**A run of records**
## START

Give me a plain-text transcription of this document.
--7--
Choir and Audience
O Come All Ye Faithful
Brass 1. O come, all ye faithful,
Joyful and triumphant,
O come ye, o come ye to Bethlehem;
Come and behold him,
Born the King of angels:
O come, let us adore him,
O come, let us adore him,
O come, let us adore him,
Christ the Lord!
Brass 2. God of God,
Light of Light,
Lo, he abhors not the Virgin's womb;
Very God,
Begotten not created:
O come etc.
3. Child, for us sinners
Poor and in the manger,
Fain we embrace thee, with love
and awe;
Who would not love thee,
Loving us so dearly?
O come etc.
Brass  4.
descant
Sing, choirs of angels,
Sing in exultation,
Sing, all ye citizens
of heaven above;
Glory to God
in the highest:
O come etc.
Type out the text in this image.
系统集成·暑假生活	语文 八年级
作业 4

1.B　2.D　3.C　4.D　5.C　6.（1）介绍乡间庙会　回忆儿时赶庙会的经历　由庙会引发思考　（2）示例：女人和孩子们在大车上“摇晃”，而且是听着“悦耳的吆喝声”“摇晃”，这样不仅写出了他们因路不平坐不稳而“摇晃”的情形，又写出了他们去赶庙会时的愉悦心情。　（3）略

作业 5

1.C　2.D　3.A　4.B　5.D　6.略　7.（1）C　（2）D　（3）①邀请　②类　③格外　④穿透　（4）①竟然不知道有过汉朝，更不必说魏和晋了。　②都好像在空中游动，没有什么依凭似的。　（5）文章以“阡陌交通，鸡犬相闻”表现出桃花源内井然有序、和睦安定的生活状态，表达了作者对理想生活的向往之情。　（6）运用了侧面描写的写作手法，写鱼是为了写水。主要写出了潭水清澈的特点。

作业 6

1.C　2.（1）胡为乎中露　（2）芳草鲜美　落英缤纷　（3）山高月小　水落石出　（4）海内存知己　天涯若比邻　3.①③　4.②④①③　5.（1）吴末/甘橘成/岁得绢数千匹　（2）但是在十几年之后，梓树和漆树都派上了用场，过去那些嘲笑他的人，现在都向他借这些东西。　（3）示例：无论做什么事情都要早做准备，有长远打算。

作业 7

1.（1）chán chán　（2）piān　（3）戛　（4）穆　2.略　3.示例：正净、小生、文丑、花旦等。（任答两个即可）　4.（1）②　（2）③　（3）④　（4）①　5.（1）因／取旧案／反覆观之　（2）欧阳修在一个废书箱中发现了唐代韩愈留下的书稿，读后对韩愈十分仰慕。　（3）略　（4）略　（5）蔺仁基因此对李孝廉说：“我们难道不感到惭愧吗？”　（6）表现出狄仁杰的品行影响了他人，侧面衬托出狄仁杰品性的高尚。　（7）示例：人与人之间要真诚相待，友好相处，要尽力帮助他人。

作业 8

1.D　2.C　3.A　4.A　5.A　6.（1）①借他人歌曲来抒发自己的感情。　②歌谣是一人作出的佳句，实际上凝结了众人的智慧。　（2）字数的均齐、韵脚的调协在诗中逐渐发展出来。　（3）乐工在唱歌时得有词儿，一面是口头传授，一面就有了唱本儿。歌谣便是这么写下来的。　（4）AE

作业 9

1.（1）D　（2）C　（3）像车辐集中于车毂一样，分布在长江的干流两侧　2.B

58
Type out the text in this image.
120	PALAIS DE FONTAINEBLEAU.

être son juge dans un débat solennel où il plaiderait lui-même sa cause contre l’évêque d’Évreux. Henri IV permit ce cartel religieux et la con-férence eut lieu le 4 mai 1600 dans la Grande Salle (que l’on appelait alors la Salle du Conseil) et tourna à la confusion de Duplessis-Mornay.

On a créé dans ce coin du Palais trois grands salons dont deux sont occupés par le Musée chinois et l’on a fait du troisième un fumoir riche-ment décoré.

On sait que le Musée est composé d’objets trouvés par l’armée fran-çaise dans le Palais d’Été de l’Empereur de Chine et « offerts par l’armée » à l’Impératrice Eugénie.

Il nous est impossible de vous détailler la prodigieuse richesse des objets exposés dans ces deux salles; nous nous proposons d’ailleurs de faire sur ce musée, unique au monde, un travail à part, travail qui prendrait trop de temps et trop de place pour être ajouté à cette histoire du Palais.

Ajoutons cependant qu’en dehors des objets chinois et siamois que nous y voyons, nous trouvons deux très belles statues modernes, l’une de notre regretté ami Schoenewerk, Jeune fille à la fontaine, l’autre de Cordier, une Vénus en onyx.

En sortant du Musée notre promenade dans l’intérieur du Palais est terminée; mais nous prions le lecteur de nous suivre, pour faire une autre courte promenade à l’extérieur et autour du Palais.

## END

**TASK GOAL**
Return all of the data exactly as it reads.

**WRITTEN ANSWER**
Give me a plain-text transcription of this document.
--7--
Choir and Audience
O Come All Ye Faithful
Brass 1. O come, all ye faithful,
Joyful and triumphant,
O come ye, o come ye to Bethlehem;
Come and behold him,
Born the King of angels:
O come, let us adore him,
O come, let us adore him,
O come, let us adore him,
Christ the Lord!
Brass 2. God of God,
Light of Light,
Lo, he abhors not the Virgin's womb;
Very God,
Begotten not created:
O come etc.
3. Child, for us sinners
Poor and in the manger,
Fain we embrace thee, with love
and awe;
Who would not love thee,
Loving us so dearly?
O come etc.
Brass  4.
descant
Sing, choirs of angels,
Sing in exultation,
Sing, all ye citizens
of heaven above;
Glory to God
in the highest:
O come etc.
Type out the text in this image.
系统集成·暑假生活	语文 八年级
作业 4

1.B　2.D　3.C　4.D　5.C　6.（1）介绍乡间庙会　回忆儿时赶庙会的经历　由庙会引发思考　（2）示例：女人和孩子们在大车上“摇晃”，而且是听着“悦耳的吆喝声”“摇晃”，这样不仅写出了他们因路不平坐不稳而“摇晃”的情形，又写出了他们去赶庙会时的愉悦心情。　（3）略

作业 5

1.C　2.D　3.A　4.B　5.D　6.略　7.（1）C　（2）D　（3）①邀请　②类　③格外　④穿透　（4）①竟然不知道有过汉朝，更不必说魏和晋了。　②都好像在空中游动，没有什么依凭似的。　（5）文章以“阡陌交通，鸡犬相闻”表现出桃花源内井然有序、和睦安定的生活状态，表达了作者对理想生活的向往之情。　（6）运用了侧面描写的写作手法，写鱼是为了写水。主要写出了潭水清澈的特点。

作业 6

1.C　2.（1）胡为乎中露　（2）芳草鲜美　落英缤纷　（3）山高月小　水落石出　（4）海内存知己　天涯若比邻　3.①③　4.②④①③　5.（1）吴末/甘橘成/岁得绢数千匹　（2）但是在十几年之后，梓树和漆树都派上了用场，过去那些嘲笑他的人，现在都向他借这些东西。　（3）示例：无论做什么事情都要早做准备，有长远打算。

作业 7

1.（1）chán chán　（2）piān　（3）戛　（4）穆　2.略　3.示例：正净、小生、文丑、花旦等。（任答两个即可）　4.（1）②　（2）③　（3）④　（4）①　5.（1）因／取旧案／反覆观之　（2）欧阳修在一个废书箱中发现了唐代韩愈留下的书稿，读后对韩愈十分仰慕。　（3）略　（4）略　（5）蔺仁基因此对李孝廉说：“我们难道不感到惭愧吗？”　（6）表现出狄仁杰的品行影响了他人，侧面衬托出狄仁杰品性的高尚。　（7）示例：人与人之间要真诚相待，友好相处，要尽力帮助他人。

作业 8

1.D　2.C　3.A　4.A　5.A　6.（1）①借他人歌曲来抒发自己的感情。　②歌谣是一人作出的佳句，实际上凝结了众人的智慧。　（2）字数的均齐、韵脚的调协在诗中逐渐发展出来。　（3）乐工在唱歌时得有词儿，一面是口头传授，一面就有了唱本儿。歌谣便是这么写下来的。　（4）AE

作业 9

1.（1）D　（2）C　（3）像车辐集中于车毂一样，分布在长江的干流两侧　2.B

58
Type out the text in this image.
120	PALAIS DE FONTAINEBLEAU.

être son juge dans un débat solennel où il plaiderait lui-même sa cause contre l’évêque d’Évreux. Henri IV permit ce cartel religieux et la con-férence eut lieu le 4 mai 1600 dans la Grande Salle (que l’on appelait alors la Salle du Conseil) et tourna à la confusion de Duplessis-Mornay.

On a créé dans ce coin du Palais trois grands salons dont deux sont occupés par le Musée chinois et l’on a fait du troisième un fumoir riche-ment décoré.

On sait que le Musée est composé d’objets trouvés par l’armée fran-çaise dans le Palais d’Été de l’Empereur de Chine et « offerts par l’armée » à l’Impératrice Eugénie.

Il nous est impossible de vous détailler la prodigieuse richesse des objets exposés dans ces deux salles; nous nous proposons d’ailleurs de faire sur ce musée, unique au monde, un travail à part, travail qui prendrait trop de temps et trop de place pour être ajouté à cette histoire du Palais.

Ajoutons cependant qu’en dehors des objets chinois et siamois que nous y voyons, nous trouvons deux très belles statues modernes, l’une de notre regretté ami Schoenewerk, Jeune fille à la fontaine, l’autre de Cordier, une Vénus en onyx.

En sortant du Musée notre promenade dans l’intérieur du Palais est terminée; mais nous prions le lecteur de nous suivre, pour faire une autre courte promenade à l’extérieur et autour du Palais.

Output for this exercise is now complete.